→ Given passage:
GH-115512: Optimize peak memory usage and runtime for large emails #132709

JAJames · 2025-04-18T21:33:23Z

GH-115512: email.message_from_bytes heavy memory use

Note: In the rest of this, time taken, peak overhead, and overhead ratio refer to the similarly named variables in the below snippet:

# Call message_from_bytes, gathering some memory usage stats in the process
tracemalloc.start()
start_time = time.perf_counter()
msg = message_from_bytes(msg_bytes, policy=email.policy.default)
time_taken = time.perf_counter() - start_time
after_bytes, after_peak_bytes = tracemalloc.get_traced_memory()
tracemalloc.stop()

# "How many bytes did we allocate, that were ultimately discarded?"
peak_overhead = after_peak_bytes - after_bytes

# "How large was that overhead, relative to the size of the message?"
overhead_ratio = peak_overhead / len(msg_bytes) if len(msg_bytes) > 0 else None

Changes:

Removed full copy caused by text.decode in parser.BytesParser.parsebytes, by decoding one chunk of bytes at a time instead.
Removed full copy (with 4x expansion on ASCII text) caused by StringIO use in parser.Parser.parsestr, slicing into the string instead. This also impacted parser.BytesParser.parsebytes
Removed circumstantial full copy (with 4x expansion on ASCII text) caused by StringIO use in feedparser.BufferedSubFile, by reverting back to using a list, while still retaining the universal newline behavior exhibited by StringIO
Added runtime optimization to avoid expensive line-by-line processing, in circumstances where we are consuming a blob (i.e: message/attachment body) rather than lines. This optimization accounts for both single-part messages (i.e: blob until end-of-file) and multi-part message (i.e: blob until end-of-part). For single part messages, it dumps every chunk fed into BufferedSubFile. For multi part messages, it dumps every chunk lacking any potential boundaries (i.e: no - character), as well as every line lacking any boundary, up until the boundary we are looking for as indicated by _eofstack. Without this change, the above changes would've introduced a noticeable runtime performance regression. With this change, runtime performance is significantly improved.

→ Material supplied:
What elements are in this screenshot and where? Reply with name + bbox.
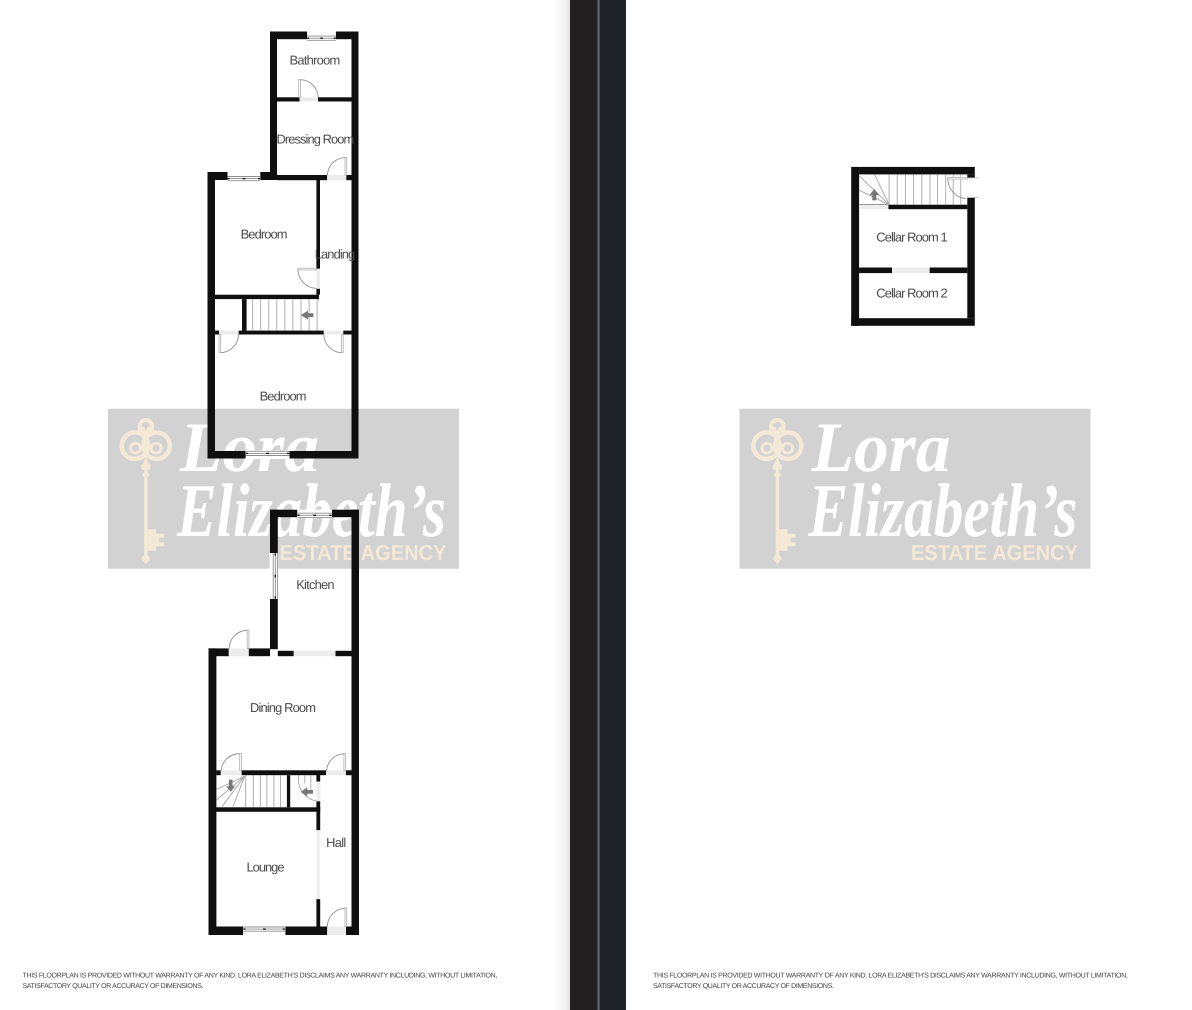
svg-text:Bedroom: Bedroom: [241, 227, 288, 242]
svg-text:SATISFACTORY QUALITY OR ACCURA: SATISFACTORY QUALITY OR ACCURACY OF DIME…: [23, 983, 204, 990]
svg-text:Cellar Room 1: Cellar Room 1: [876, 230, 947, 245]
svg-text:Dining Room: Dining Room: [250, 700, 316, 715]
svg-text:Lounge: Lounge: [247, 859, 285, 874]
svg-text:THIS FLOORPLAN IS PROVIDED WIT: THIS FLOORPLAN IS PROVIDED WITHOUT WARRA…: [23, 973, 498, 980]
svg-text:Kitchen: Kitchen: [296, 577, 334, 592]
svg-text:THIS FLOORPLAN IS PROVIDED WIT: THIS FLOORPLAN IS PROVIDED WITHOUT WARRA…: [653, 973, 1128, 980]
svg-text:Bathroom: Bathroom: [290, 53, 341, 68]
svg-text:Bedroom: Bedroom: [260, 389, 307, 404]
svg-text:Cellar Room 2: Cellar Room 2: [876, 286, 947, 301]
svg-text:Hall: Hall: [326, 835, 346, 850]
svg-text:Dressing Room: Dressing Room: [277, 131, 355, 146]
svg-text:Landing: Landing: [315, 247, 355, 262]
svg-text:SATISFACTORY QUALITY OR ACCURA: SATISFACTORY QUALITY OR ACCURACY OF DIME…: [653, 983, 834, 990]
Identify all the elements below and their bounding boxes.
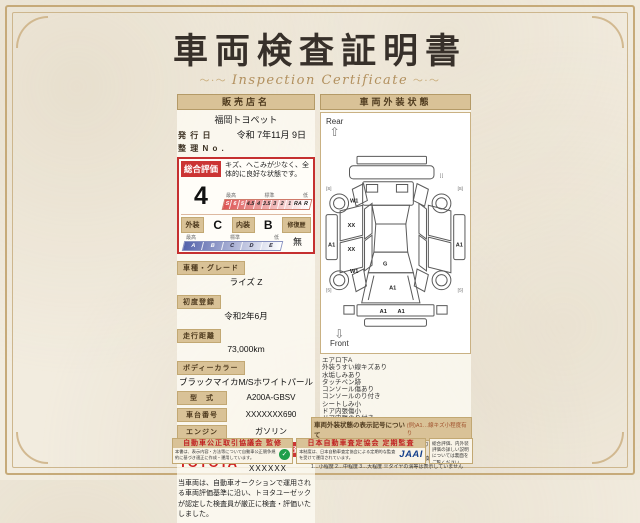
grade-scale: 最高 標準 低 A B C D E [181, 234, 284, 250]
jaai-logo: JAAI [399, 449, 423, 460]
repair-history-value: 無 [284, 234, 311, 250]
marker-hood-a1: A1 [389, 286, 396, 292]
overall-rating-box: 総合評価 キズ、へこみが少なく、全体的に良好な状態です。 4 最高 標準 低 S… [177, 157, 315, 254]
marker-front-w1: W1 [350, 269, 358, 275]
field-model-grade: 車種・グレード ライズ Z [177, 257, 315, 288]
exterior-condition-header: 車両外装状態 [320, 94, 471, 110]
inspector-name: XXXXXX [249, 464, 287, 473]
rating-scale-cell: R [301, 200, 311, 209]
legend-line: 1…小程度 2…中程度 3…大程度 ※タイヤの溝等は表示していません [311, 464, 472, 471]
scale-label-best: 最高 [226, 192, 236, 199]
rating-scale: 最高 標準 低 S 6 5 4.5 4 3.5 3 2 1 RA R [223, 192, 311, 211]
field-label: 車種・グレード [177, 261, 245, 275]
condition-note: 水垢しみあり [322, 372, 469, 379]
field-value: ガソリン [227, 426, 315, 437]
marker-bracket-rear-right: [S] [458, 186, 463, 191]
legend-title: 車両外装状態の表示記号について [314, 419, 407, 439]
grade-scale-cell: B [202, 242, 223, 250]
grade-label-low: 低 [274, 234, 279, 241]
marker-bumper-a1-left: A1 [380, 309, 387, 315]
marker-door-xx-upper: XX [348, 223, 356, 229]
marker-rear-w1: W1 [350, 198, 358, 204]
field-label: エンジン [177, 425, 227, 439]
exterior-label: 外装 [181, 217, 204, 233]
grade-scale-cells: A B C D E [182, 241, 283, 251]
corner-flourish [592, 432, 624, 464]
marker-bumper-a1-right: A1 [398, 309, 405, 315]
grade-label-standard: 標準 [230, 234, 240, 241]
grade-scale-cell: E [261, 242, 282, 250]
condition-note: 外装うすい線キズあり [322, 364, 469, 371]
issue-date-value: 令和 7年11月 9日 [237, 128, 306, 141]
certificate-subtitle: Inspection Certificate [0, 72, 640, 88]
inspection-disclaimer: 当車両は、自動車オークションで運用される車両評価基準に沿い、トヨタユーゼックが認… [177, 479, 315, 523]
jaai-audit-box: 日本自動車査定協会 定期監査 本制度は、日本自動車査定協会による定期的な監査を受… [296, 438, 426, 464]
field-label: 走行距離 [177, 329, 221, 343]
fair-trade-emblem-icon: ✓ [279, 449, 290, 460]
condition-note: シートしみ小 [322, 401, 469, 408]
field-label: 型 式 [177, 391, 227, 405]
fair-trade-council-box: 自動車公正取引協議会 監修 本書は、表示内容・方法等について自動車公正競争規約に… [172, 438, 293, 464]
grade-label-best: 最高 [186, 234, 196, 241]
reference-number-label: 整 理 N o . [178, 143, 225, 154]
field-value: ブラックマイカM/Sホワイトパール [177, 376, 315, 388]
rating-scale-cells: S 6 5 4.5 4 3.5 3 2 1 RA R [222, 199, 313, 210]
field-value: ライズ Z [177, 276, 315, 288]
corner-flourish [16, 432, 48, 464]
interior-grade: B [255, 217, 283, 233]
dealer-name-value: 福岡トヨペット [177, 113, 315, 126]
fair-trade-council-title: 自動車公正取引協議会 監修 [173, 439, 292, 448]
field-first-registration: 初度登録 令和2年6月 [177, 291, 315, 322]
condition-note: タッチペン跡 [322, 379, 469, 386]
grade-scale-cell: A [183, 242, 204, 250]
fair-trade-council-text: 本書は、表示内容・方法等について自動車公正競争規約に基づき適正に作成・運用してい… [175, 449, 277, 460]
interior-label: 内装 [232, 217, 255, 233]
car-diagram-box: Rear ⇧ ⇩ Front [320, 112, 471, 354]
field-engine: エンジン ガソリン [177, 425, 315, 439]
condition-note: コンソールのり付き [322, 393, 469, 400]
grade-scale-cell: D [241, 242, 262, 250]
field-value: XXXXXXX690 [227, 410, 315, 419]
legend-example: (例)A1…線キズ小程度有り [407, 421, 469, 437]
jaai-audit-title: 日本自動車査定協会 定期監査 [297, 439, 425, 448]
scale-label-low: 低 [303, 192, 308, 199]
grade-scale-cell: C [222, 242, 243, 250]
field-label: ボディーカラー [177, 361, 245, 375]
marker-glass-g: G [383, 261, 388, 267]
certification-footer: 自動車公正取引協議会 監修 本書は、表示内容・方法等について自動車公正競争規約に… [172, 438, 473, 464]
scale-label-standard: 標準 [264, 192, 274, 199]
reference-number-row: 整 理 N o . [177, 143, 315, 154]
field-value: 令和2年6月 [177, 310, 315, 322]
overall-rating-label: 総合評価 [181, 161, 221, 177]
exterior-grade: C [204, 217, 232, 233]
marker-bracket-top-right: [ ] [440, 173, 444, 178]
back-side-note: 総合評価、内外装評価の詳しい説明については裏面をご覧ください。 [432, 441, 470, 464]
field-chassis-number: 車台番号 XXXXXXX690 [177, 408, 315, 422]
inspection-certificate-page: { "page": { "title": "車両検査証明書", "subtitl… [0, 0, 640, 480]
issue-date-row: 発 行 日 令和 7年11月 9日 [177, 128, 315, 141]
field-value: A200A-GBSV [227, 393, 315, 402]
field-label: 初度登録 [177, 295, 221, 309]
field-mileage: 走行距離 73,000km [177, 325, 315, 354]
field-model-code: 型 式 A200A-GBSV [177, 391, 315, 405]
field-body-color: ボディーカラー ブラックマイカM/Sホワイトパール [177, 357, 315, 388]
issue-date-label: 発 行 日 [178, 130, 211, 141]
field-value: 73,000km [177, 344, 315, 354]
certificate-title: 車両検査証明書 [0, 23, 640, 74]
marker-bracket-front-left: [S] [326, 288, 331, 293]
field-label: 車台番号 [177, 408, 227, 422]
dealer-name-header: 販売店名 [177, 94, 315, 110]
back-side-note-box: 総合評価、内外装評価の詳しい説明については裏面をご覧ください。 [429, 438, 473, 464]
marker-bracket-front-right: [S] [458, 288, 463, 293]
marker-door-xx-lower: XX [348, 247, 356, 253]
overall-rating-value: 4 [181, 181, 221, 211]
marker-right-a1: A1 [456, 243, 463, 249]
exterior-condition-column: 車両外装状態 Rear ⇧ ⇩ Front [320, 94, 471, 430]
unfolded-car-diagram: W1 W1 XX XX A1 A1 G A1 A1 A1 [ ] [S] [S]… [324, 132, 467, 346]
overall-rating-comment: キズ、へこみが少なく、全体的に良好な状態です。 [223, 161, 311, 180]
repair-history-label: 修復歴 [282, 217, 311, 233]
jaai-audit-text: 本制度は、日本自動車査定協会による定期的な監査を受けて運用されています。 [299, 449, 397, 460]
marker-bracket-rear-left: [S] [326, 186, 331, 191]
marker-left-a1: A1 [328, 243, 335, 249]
---
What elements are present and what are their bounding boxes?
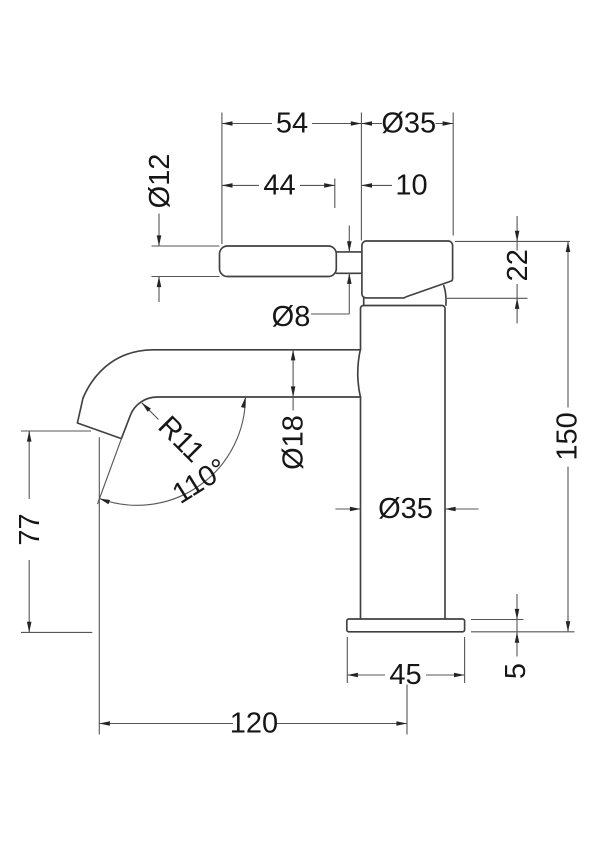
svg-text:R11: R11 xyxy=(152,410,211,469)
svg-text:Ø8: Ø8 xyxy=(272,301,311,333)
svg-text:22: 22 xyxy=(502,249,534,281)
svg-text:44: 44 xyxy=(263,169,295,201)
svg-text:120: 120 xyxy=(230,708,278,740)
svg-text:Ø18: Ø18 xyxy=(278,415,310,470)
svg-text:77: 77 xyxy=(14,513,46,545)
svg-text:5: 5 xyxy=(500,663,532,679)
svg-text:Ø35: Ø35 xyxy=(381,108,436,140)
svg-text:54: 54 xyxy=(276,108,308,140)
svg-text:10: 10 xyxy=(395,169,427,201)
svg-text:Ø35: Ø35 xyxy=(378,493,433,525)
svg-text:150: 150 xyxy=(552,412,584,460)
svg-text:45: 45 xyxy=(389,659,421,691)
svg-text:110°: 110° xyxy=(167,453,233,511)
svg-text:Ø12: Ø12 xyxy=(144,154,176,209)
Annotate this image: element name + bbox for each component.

→ Instructions for the task: Extend the pull request write-up on cutting peak memory use and runtime for large emails, picking up after its final sentence.

→ Solved problem:
Added tests to assert memory overhead (that is, wasted peak memory) does not exceed 1.05x the size of the underlying email for large sized (10 MiB) emails.

Benchmarking

As a part of internal testing, I performed some benchmarking by directly measuring the time to parse ~907k email files using message_from_bytes. For each blob, a script called email.message_from_bytes, measured the memory usage using tracemalloc as well as the time taken using time.perf_counter(), and then did the same function call and measurements using a fork of the email library which at the time included only these changes. It then deep-compared the output of each, to validate that they're exactly equal.

General information:

Number of emails benchmarked against: 907,274
Total bytes parsed: 44,643,207,581 bytes
Average bytes: 49,205.87 bytes

Without the changes, these were the stats of the Python 3.12.9 email parser:

Total overhead: 322,356,018,510 bytes
Minimum overhead: 2768 bytes
Maximum overhead: 3,244,859,393 bytes
Average overhead: 355,301.726 bytes
Average overhead ratio: 7.22x
Time stats:
Total time taken: 5,120.472s
Min time taken: 0.000174s
Max time taken: 36.738s
Average time taken: 0.00564s

With the changes, these were the stats of this email parser when using Python 3.12.9:

Total overhead: 74,988,772,312 bytes (76.737% decrease)
Minimum overhead: 3464 bytes (25.144% increase, but this seems negligible since it's a minimum)
Maximum overhead: 816,899,342 bytes (74.824% decrease)
Average overhead: 82,651.839 bytes (76.737% decrease)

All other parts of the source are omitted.